Do this
Rewrite the rows from the line with "Patent image size: (829, 425)." to the line with "The tear notch 625 is at (665, 112).", changing "receptacles" to "containers" and leaving everything else unchanged.

Data for this task
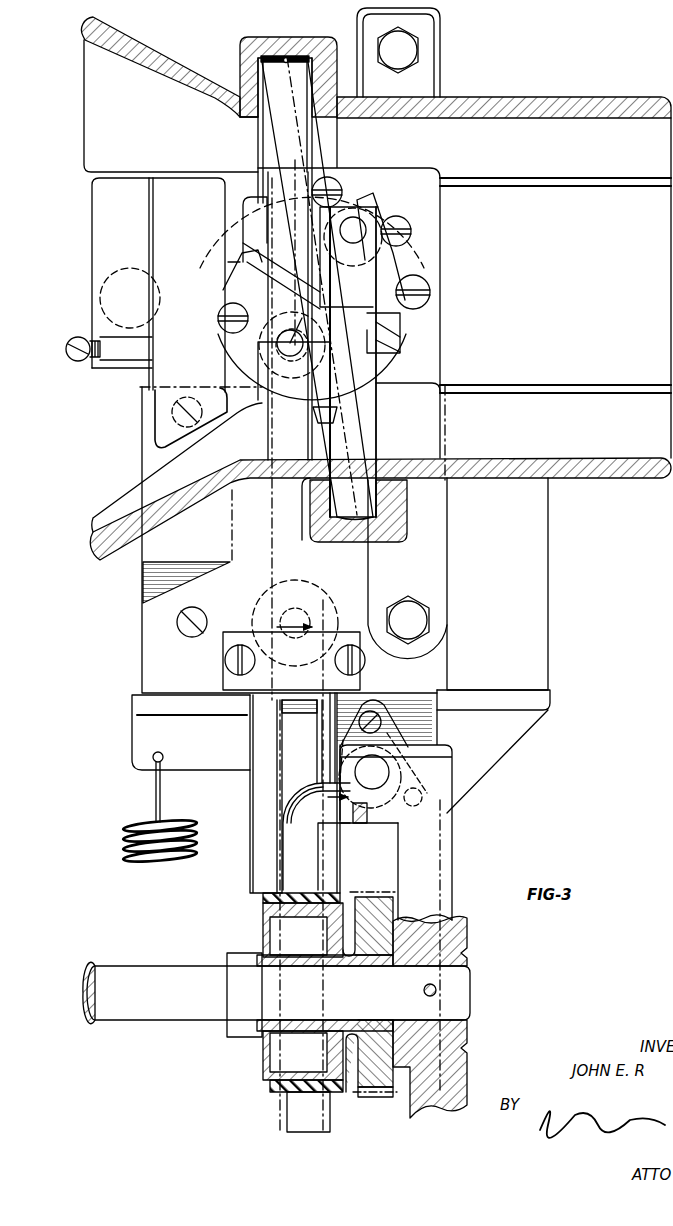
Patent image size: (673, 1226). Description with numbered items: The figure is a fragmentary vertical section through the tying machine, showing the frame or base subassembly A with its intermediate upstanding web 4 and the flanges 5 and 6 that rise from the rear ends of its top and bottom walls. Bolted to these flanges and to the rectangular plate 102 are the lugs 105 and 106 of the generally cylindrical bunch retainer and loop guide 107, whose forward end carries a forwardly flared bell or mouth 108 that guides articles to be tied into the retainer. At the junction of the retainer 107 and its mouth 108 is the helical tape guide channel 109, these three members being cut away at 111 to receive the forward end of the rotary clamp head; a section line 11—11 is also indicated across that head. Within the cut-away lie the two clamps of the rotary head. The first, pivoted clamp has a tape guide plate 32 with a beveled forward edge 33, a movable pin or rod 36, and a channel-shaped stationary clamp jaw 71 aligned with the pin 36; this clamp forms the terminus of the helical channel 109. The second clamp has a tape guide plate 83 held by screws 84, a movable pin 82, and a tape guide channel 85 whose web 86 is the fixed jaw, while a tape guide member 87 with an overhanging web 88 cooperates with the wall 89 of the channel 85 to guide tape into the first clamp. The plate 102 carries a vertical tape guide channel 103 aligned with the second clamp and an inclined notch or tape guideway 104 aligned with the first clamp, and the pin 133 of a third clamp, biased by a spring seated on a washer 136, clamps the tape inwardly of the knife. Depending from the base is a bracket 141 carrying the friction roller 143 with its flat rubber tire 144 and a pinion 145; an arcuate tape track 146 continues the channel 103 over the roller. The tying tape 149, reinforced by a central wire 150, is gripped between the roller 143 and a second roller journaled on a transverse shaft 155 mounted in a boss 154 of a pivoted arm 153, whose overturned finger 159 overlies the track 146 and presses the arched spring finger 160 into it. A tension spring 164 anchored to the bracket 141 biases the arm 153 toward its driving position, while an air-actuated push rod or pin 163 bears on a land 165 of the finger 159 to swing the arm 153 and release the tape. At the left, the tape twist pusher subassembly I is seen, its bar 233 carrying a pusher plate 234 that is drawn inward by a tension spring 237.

The intermediate upstanding web 4 is at (287, 57).
The flange 5 is at (440, 18).
The flange 6 is at (445, 661).
The section line 11- 11 is at (297, 200).
The tape guide plate 32 is at (262, 205).
The beveled forward edge 33 is at (250, 241).
The pin or rod 36 is at (398, 218).
The stationary clamp jaw 71 is at (382, 205).
The piston rod or pin 82 is at (272, 314).
The tape guide plate 83 is at (228, 262).
The screws 84 is at (225, 306).
The tape guide channel 85 is at (298, 395).
The web 86 is at (287, 378).
The tape guide member 87 is at (418, 297).
The overhanging web 88 is at (422, 322).
The wall 89 is at (306, 310).
The rectangular plate 102 is at (240, 594).
The vertical tape guide channel 103 is at (280, 540).
The inclined notch or tape guideway 104 is at (378, 436).
The lug 105 is at (437, 70).
The lug 106 is at (443, 574).
The bunch retainer and loop guide 107 is at (615, 97).
The forwardly flared bell or mouth 108 is at (85, 62).
The helical tape guide channel 109 is at (252, 60).
The cut-away 111 is at (410, 157).
The pin 133 is at (290, 605).
The washer 136 is at (330, 592).
The bracket 141 is at (135, 726).
The friction roller 143 is at (268, 1058).
The flat rubber tire 144 is at (270, 1093).
The pinion 145 is at (375, 1099).
The arcuate tape track 146 is at (262, 812).
The tying tape 149 is at (302, 148).
The wire 150 is at (285, 56).
The arm 153 is at (462, 1072).
The boss 154 is at (462, 946).
The transverse shaft 155 is at (193, 965).
The overturned finger 159 is at (305, 857).
The spring finger 160 is at (288, 773).
The push rod or pin 163 is at (418, 815).
The tension spring 164 is at (123, 830).
The land 165 is at (440, 768).
The bar 233 is at (100, 300).
The pusher plate 234 is at (158, 285).
The tension spring 237 is at (73, 362).
The frame or base subassembly A is at (557, 584).
The tape twist pusher subassembly I is at (84, 262).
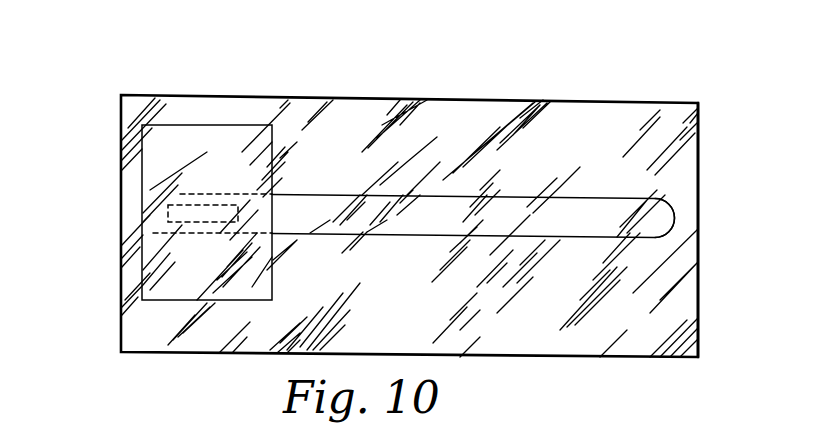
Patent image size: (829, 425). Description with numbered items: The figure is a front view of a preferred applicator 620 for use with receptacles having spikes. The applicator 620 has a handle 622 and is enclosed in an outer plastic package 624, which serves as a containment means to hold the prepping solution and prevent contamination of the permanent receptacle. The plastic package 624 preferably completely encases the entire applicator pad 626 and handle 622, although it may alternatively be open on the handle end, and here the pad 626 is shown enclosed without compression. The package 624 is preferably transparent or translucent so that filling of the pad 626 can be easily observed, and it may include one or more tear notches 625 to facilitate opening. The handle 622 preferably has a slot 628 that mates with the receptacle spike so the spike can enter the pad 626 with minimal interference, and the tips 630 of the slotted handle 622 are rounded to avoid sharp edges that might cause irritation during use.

The applicator 620 is at (582, 198).
The handle 622 is at (663, 221).
The outer plastic package 624 is at (365, 97).
The tear notch 625 is at (665, 112).
The sponge/pad 626 is at (223, 130).
The slot 628 is at (200, 220).
The tips of the slotted handle 630 is at (153, 235).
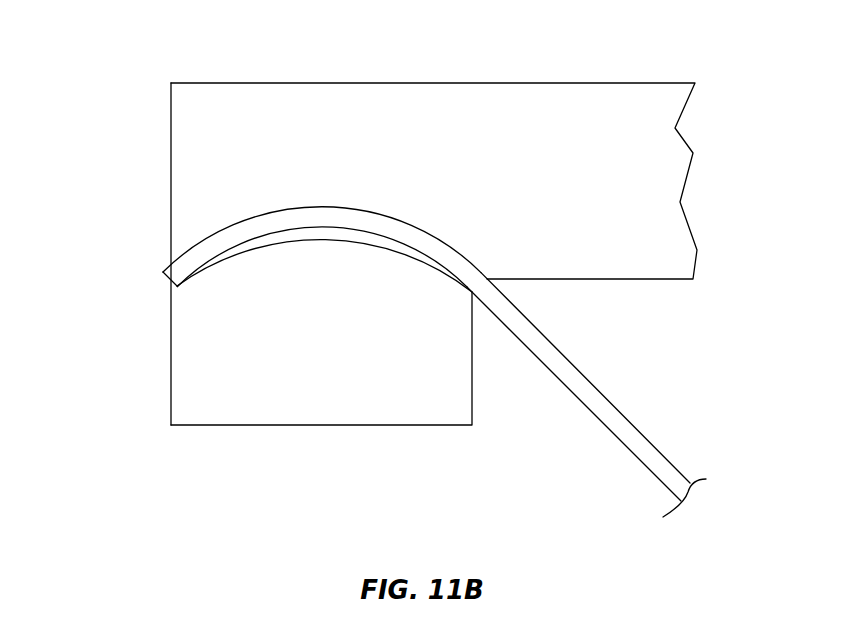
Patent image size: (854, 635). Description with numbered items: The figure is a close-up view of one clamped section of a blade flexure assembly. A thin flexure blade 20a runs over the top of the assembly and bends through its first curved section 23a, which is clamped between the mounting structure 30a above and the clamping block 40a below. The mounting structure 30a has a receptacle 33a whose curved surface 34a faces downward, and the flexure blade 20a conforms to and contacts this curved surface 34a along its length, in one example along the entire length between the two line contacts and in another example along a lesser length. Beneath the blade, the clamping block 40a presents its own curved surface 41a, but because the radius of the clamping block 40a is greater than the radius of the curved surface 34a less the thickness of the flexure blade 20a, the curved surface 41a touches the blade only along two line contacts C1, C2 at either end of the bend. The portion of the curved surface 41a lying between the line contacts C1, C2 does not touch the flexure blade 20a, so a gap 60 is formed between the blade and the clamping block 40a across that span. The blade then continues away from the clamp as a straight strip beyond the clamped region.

The flexure blade 20a is at (633, 442).
The first curved section 23a is at (280, 222).
The mounting structure 30a is at (395, 124).
The receptacle 33a is at (324, 192).
The curved surface 34a is at (302, 206).
The clamping block 40a is at (451, 402).
The curved surface 41a is at (278, 245).
The gap 60 is at (330, 229).
The line contact C1 is at (184, 292).
The line contact C2 is at (472, 293).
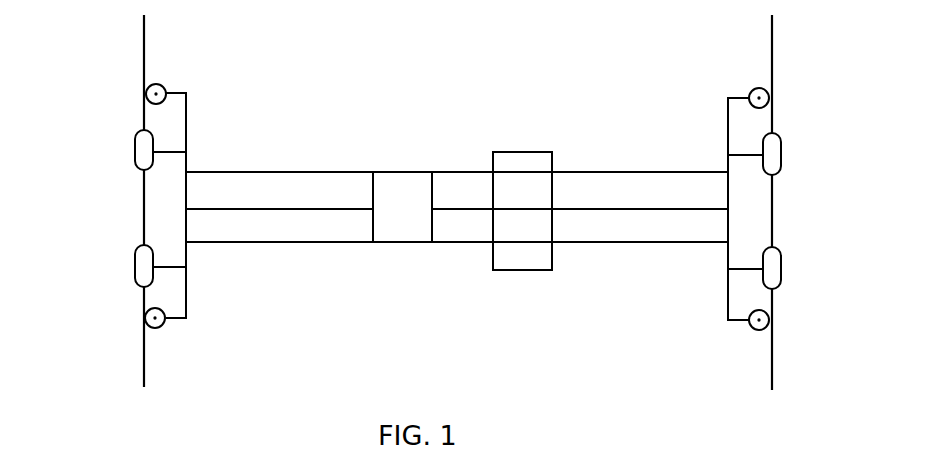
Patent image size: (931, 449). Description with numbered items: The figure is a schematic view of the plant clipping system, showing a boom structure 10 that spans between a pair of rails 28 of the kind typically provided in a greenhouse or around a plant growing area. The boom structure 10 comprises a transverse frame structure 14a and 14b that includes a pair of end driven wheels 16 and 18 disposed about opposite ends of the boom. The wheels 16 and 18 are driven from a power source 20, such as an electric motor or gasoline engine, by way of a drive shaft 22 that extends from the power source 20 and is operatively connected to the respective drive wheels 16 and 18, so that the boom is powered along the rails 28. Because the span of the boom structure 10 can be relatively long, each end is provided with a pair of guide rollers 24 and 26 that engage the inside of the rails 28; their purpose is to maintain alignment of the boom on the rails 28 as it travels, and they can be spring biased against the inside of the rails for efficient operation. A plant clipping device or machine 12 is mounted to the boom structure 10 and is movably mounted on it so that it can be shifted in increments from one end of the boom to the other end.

The boom structure 10 is at (421, 138).
The plant clipping device 12 is at (520, 280).
The transverse frame structure 14a is at (308, 170).
The transverse frame structure 14b is at (213, 243).
The driven wheel 16 is at (135, 145).
The driven wheel 18 is at (135, 262).
The power source 20 is at (417, 238).
The drive shaft 22 is at (263, 210).
The guide roller 24 is at (160, 84).
The guide roller 26 is at (162, 325).
The rails 28 is at (144, 57).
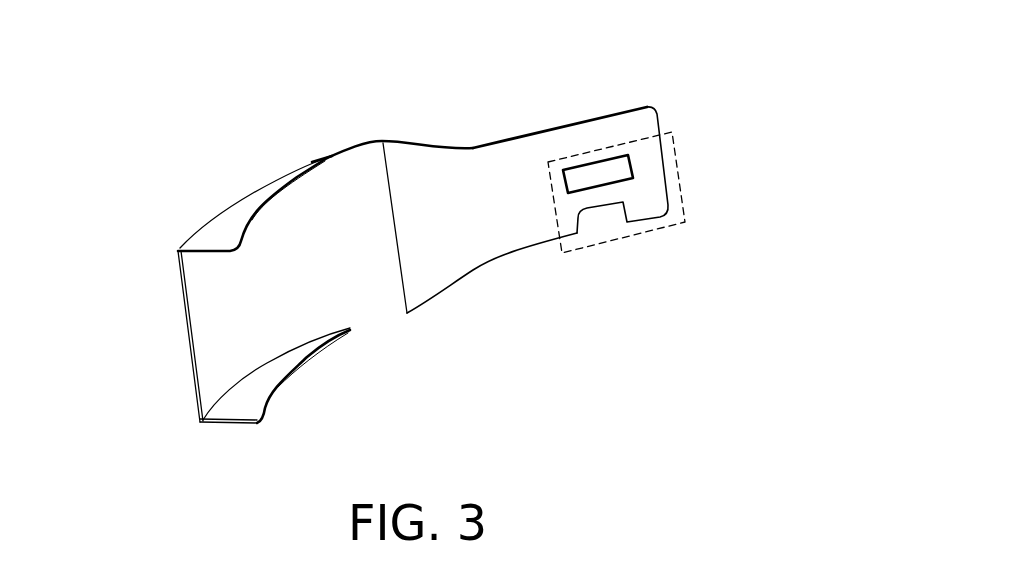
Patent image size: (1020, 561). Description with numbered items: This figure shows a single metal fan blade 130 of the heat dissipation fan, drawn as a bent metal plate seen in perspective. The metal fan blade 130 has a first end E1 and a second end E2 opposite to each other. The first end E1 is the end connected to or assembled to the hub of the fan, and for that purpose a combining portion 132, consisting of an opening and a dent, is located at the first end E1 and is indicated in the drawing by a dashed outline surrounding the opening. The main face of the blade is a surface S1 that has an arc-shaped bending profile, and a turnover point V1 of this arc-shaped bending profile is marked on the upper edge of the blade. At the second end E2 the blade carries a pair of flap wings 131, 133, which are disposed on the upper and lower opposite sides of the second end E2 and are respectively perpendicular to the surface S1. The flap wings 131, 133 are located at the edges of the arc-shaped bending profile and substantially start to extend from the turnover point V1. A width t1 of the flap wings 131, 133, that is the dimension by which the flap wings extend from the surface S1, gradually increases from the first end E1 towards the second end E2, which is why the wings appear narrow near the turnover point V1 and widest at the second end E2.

The metal fan blade 130 is at (775, 453).
The flap wing 131 is at (235, 213).
The combining portion 132 is at (680, 173).
The flap wing 133 is at (225, 415).
The first end E1 is at (627, 106).
The second end E2 is at (176, 246).
The turnover point V1 is at (319, 150).
The surface S1 is at (349, 278).
The width t1 is at (237, 393).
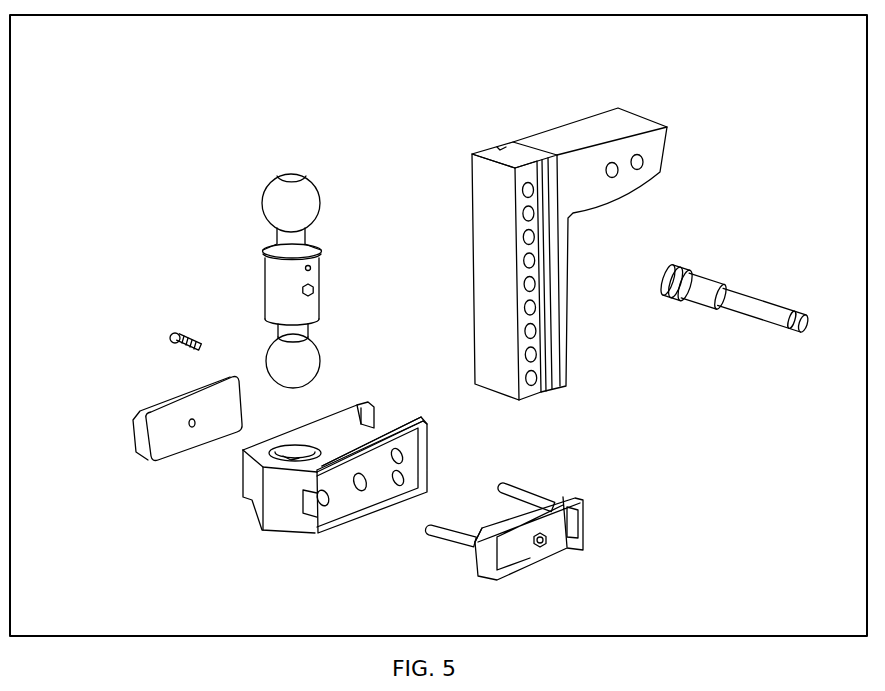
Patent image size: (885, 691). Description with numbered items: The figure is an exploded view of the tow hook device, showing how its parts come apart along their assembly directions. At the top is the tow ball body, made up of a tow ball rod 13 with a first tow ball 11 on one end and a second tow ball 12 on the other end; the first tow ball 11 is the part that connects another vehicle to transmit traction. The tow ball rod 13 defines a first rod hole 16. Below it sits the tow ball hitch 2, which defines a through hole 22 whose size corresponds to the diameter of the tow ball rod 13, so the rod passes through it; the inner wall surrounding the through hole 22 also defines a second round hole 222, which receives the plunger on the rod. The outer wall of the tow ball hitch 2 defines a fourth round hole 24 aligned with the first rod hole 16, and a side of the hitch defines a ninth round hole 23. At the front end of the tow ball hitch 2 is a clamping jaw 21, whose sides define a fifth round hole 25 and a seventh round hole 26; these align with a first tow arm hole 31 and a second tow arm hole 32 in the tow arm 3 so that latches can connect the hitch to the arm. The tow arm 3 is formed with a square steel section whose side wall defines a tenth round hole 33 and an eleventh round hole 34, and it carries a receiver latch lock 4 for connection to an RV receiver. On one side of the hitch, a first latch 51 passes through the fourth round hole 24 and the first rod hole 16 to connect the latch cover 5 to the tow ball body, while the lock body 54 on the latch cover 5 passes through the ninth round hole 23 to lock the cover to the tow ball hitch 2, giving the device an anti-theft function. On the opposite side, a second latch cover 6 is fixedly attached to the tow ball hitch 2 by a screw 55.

The first tow ball 11 is at (291, 203).
The second tow ball 12 is at (303, 362).
The tow ball rod 13 is at (273, 300).
The first rod hole 16 is at (316, 288).
The screw 55 is at (172, 333).
The latch cover 6 is at (152, 437).
The tow ball hitch 2 is at (270, 493).
The through hole 22 is at (296, 455).
The second round hole 222 is at (275, 459).
The clamping jaw 21 is at (373, 418).
The fifth round hole 25 is at (401, 453).
The seventh round hole 26 is at (402, 476).
The ninth round hole 23 is at (360, 489).
The fourth round hole 24 is at (322, 504).
The tow arm 3 is at (557, 177).
The first tow arm hole 31 is at (532, 282).
The second tow arm hole 32 is at (531, 306).
The tenth round hole 33 is at (614, 167).
The eleventh round hole 34 is at (640, 158).
The receiver latch lock 4 is at (693, 290).
The latch cover 5 is at (570, 493).
The first latch 51 is at (453, 542).
The lock body 54 is at (558, 557).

Output of the task
Patent image size: (829, 425). Description with numbered items: The figure is a front view of a preferred applicator 620 for use with containers having spikes. The applicator 620 has a handle 622 and is enclosed in an outer plastic package 624, which serves as a containment means to hold the prepping solution and prevent contamination of the permanent receptacle. The plastic package 624 preferably completely encases the entire applicator pad 626 and handle 622, although it may alternatively be open on the handle end, and here the pad 626 is shown enclosed without compression. The package 624 is preferably transparent or translucent so that filling of the pad 626 can be easily observed, and it may include one or more tear notches 625 to facilitate opening. The handle 622 preferably has a slot 628 that mates with the receptacle spike so the spike can enter the pad 626 with minimal interference, and the tips 630 of the slotted handle 622 are rounded to avoid sharp edges that might cause irritation during use.

The applicator 620 is at (582, 198).
The handle 622 is at (663, 221).
The outer plastic package 624 is at (365, 97).
The tear notch 625 is at (665, 112).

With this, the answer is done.